[Extracted records]
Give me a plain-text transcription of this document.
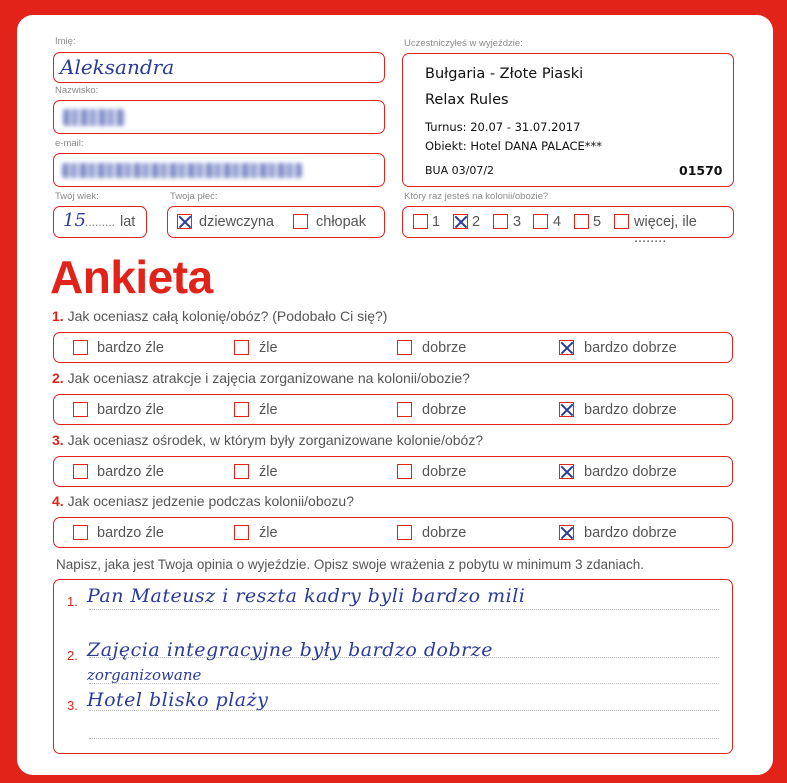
Imię:
Aleksandra
Nazwisko:
e-mail:
Twój wiek:
15 ......... lat
Twoja płeć:
dziewczyna	chłopak
Uczestniczyłeś w wyjeździe:
Bułgaria - Złote Piaski
Relax Rules
Turnus: 20.07 - 31.07.2017
Obiekt: Hotel DANA PALACE***
BUA 03/07/2	01570
Który raz jesteś na kolonii/obozie?
1 2 3 4 5 więcej, ile ........
Ankieta
1. Jak oceniasz całą kolonię/obóz? (Podobało Ci się?)
bardzo źle	źle	dobrze	bardzo dobrze
2. Jak oceniasz atrakcje i zajęcia zorganizowane na kolonii/obozie?
bardzo źle	źle	dobrze	bardzo dobrze
3. Jak oceniasz ośrodek, w którym były zorganizowane kolonie/obóz?
bardzo źle	źle	dobrze	bardzo dobrze
4. Jak oceniasz jedzenie podczas kolonii/obozu?
bardzo źle	źle	dobrze	bardzo dobrze
Napisz, jaka jest Twoja opinia o wyjeździe. Opisz swoje wrażenia z pobytu w minimum 3 zdaniach.
1.
2.
3.
Pan Mateusz i reszta kadry byli bardzo mili
Zajęcia integracyjne były bardzo dobrze
zorganizowane
Hotel blisko plaży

• _REQUIRED WORK_
All records should be output exactly, with the pictures left out.

• _TASK RESULT_
Give me a plain-text transcription of this document.
Imię:
Aleksandra
Nazwisko:
e-mail:
Twój wiek:
15 ......... lat
Twoja płeć:
dziewczyna	chłopak
Uczestniczyłeś w wyjeździe:
Bułgaria - Złote Piaski
Relax Rules
Turnus: 20.07 - 31.07.2017
Obiekt: Hotel DANA PALACE***
BUA 03/07/2	01570
Który raz jesteś na kolonii/obozie?
1 2 3 4 5 więcej, ile ........
Ankieta
1. Jak oceniasz całą kolonię/obóz? (Podobało Ci się?)
bardzo źle	źle	dobrze	bardzo dobrze
2. Jak oceniasz atrakcje i zajęcia zorganizowane na kolonii/obozie?
bardzo źle	źle	dobrze	bardzo dobrze
3. Jak oceniasz ośrodek, w którym były zorganizowane kolonie/obóz?
bardzo źle	źle	dobrze	bardzo dobrze
4. Jak oceniasz jedzenie podczas kolonii/obozu?
bardzo źle	źle	dobrze	bardzo dobrze
Napisz, jaka jest Twoja opinia o wyjeździe. Opisz swoje wrażenia z pobytu w minimum 3 zdaniach.
1.
2.
3.
Pan Mateusz i reszta kadry byli bardzo mili
Zajęcia integracyjne były bardzo dobrze
zorganizowane
Hotel blisko plaży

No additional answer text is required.